## begin RECORDS SHOWN

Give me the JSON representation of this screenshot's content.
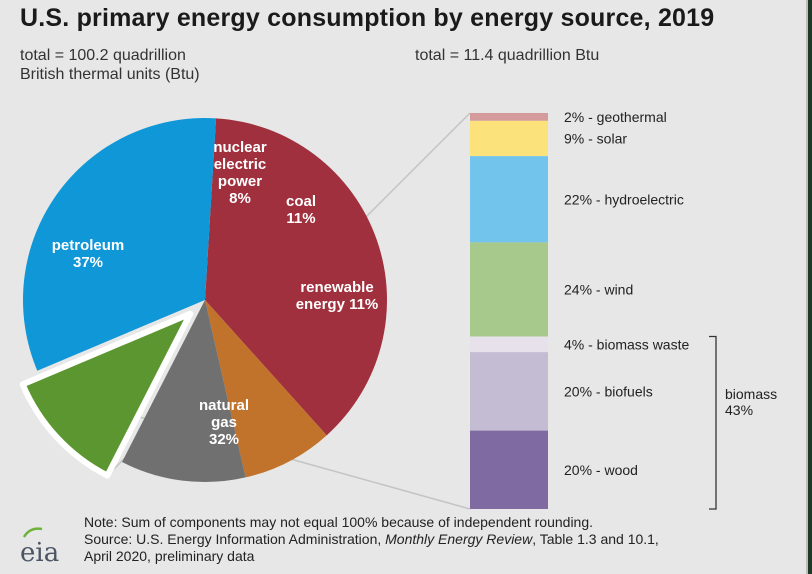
{
  "title": "U.S. primary energy consumption by energy source, 2019",
  "left_total": {
    "line1": "total = 100.2 quadrillion",
    "line2": "British thermal units (Btu)"
  },
  "right_total": "total = 11.4 quadrillion Btu",
  "chart_data": [
    {
      "type": "pie",
      "total": 100.2,
      "unit": "quadrillion Btu",
      "slices": [
        {
          "label": "petroleum",
          "value": 37,
          "label_lines": [
            "petroleum",
            "37%"
          ],
          "color": "#a0303d"
        },
        {
          "label": "nuclear electric power",
          "value": 8,
          "label_lines": [
            "nuclear",
            "electric",
            "power",
            "8%"
          ],
          "color": "#c1722b"
        },
        {
          "label": "coal",
          "value": 11,
          "label_lines": [
            "coal",
            "11%"
          ],
          "color": "#707070"
        },
        {
          "label": "renewable energy",
          "value": 11,
          "label_lines": [
            "renewable",
            "energy 11%"
          ],
          "color": "#5b9630",
          "exploded": true
        },
        {
          "label": "natural gas",
          "value": 32,
          "label_lines": [
            "natural",
            "gas",
            "32%"
          ],
          "color": "#0f97d8"
        }
      ]
    },
    {
      "type": "bar",
      "stacked": true,
      "total": 11.4,
      "unit": "quadrillion Btu",
      "segments": [
        {
          "name": "geothermal",
          "value": 2,
          "label": "2% - geothermal",
          "color": "#d49a9c"
        },
        {
          "name": "solar",
          "value": 9,
          "label": "9% - solar",
          "color": "#fbe27b"
        },
        {
          "name": "hydroelectric",
          "value": 22,
          "label": "22% - hydroelectric",
          "color": "#72c4ec"
        },
        {
          "name": "wind",
          "value": 24,
          "label": "24% - wind",
          "color": "#a8c98c"
        },
        {
          "name": "biomass waste",
          "value": 4,
          "label": "4% - biomass waste",
          "color": "#e6e1ea"
        },
        {
          "name": "biofuels",
          "value": 20,
          "label": "20% - biofuels",
          "color": "#c3bcd3"
        },
        {
          "name": "wood",
          "value": 20,
          "label": "20% - wood",
          "color": "#7f6ba1"
        }
      ],
      "group": {
        "line1": "biomass",
        "line2": "43%"
      }
    }
  ],
  "footer": {
    "note": "Note: Sum of components may not equal 100% because of independent rounding.",
    "source_pre": "Source: U.S. Energy Information Administration, ",
    "source_italic": "Monthly Energy Review",
    "source_post": ", Table 1.3 and 10.1,",
    "source_line2": "April 2020, preliminary data"
  },
  "logo_text": "eia"
}
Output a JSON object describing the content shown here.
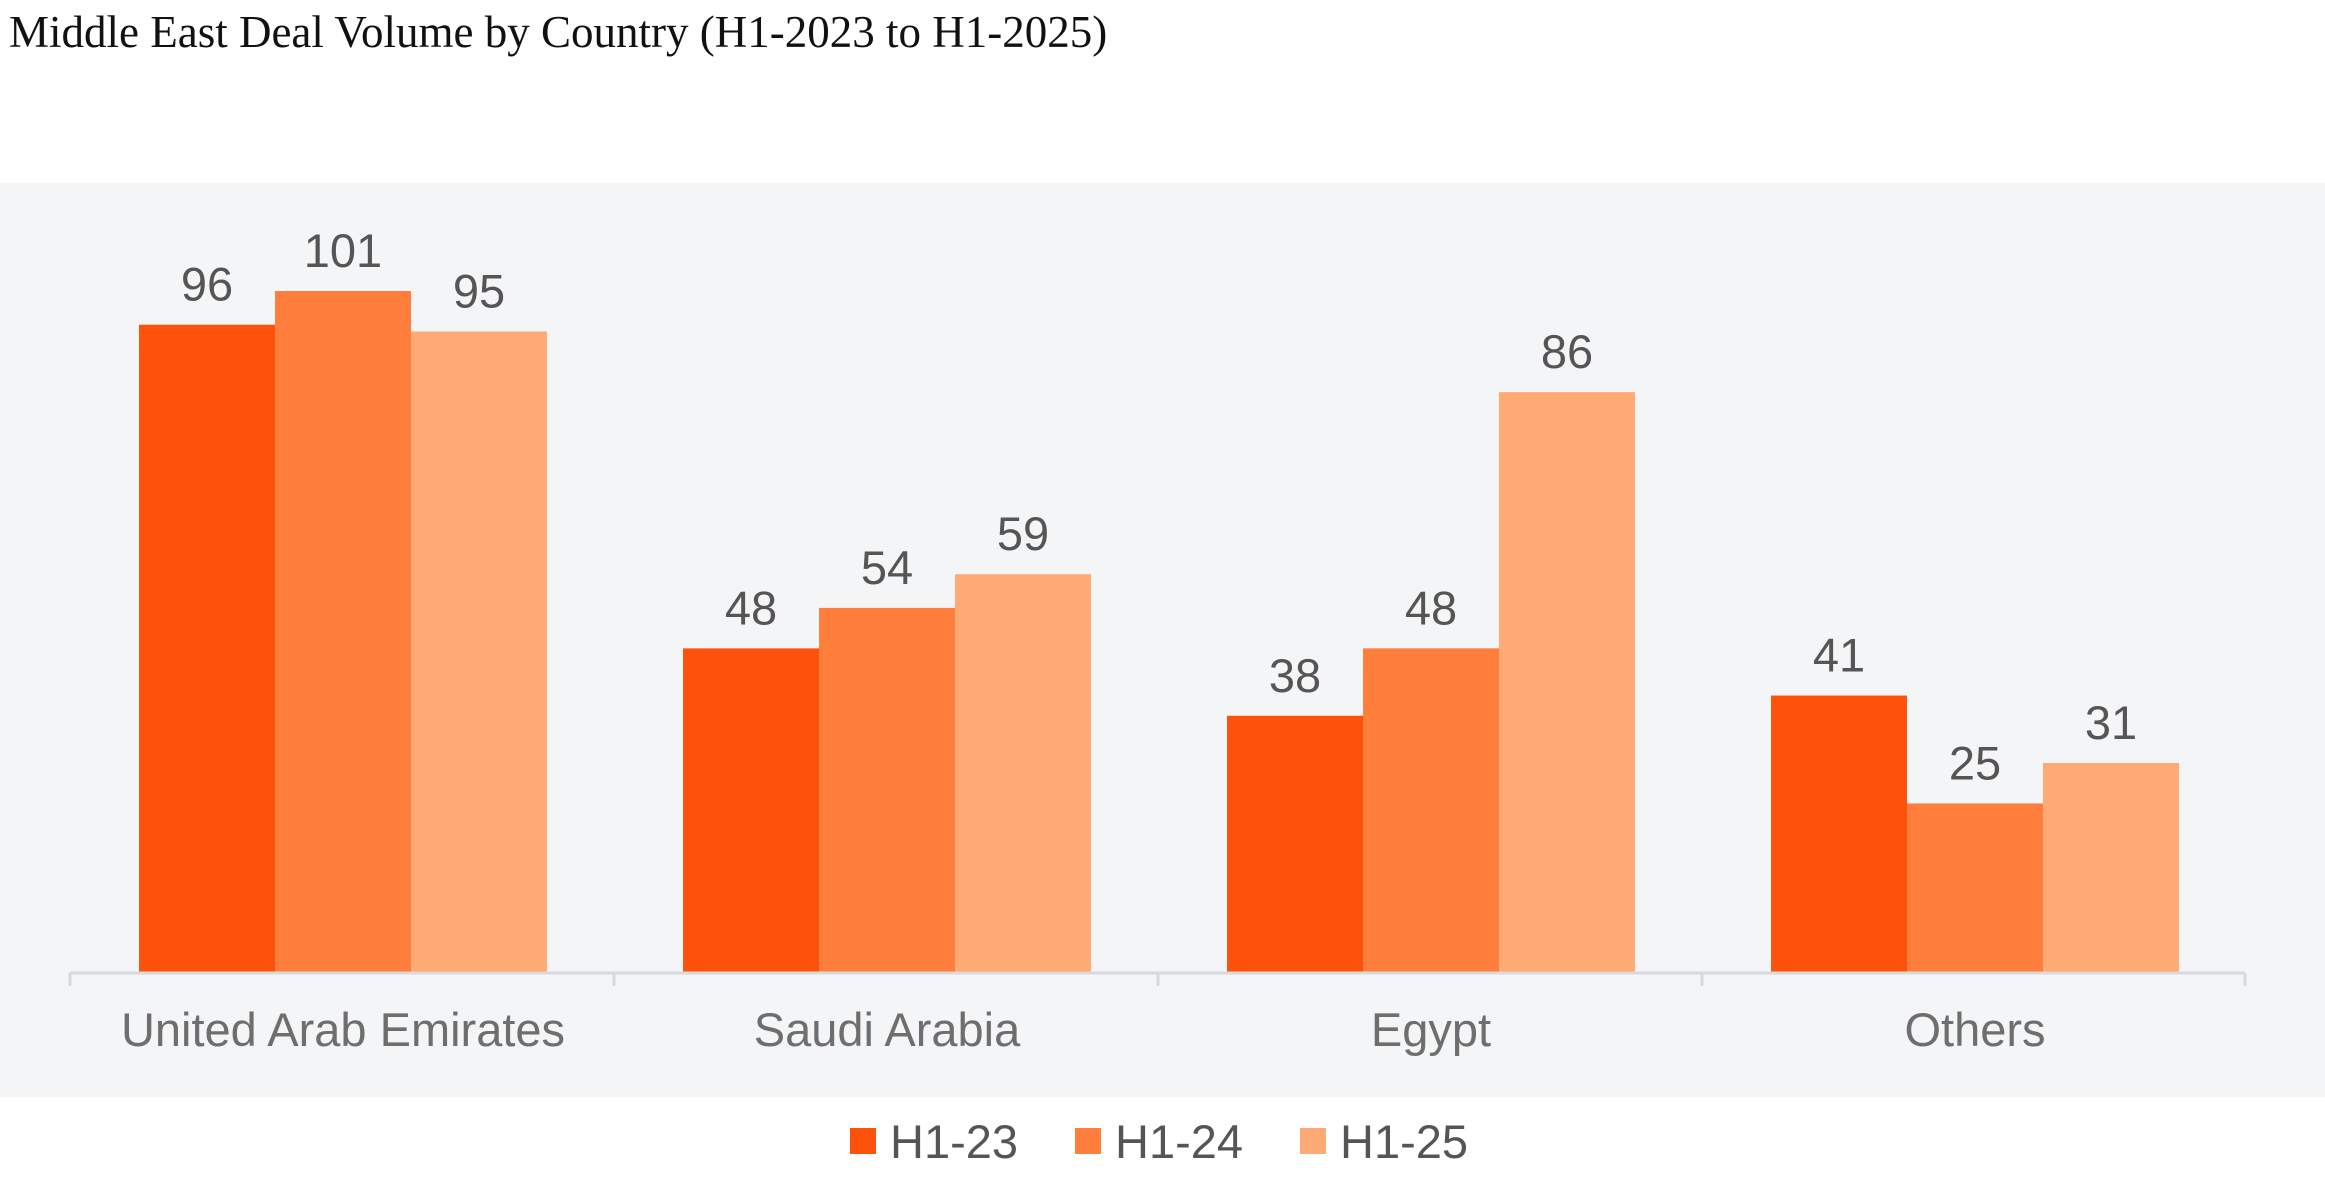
{
  "chart_data": {
    "type": "bar",
    "title": "Middle East Deal Volume by Country (H1-2023 to H1-2025)",
    "xlabel": "",
    "ylabel": "",
    "ylim": [
      0,
      101
    ],
    "grid": false,
    "legend_position": "bottom",
    "categories": [
      "United Arab Emirates",
      "Saudi Arabia",
      "Egypt",
      "Others"
    ],
    "series": [
      {
        "name": "H1-23",
        "values": [
          96,
          48,
          38,
          41
        ],
        "color": "#fe520b"
      },
      {
        "name": "H1-24",
        "values": [
          101,
          54,
          48,
          25
        ],
        "color": "#ff7e3b"
      },
      {
        "name": "H1-25",
        "values": [
          95,
          59,
          86,
          31
        ],
        "color": "#ffaa75"
      }
    ],
    "colors": {
      "plot_background": "#f4f5f7",
      "axis_line": "#d9d9d9",
      "value_label": "#555555",
      "category_label": "#6e6e6e"
    }
  }
}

## end RECORDS SHOWN

* _WHAT YOU HAVE TO DO_: Pick out and copy the lines of the entries that hold the string "quadrillion".

* _ANSWER TO THIS TASK_:
    "line1": "total = 100.2 quadrillion",
  "right_total": "total = 11.4 quadrillion Btu",
      "unit": "quadrillion Btu",
      "unit": "quadrillion Btu",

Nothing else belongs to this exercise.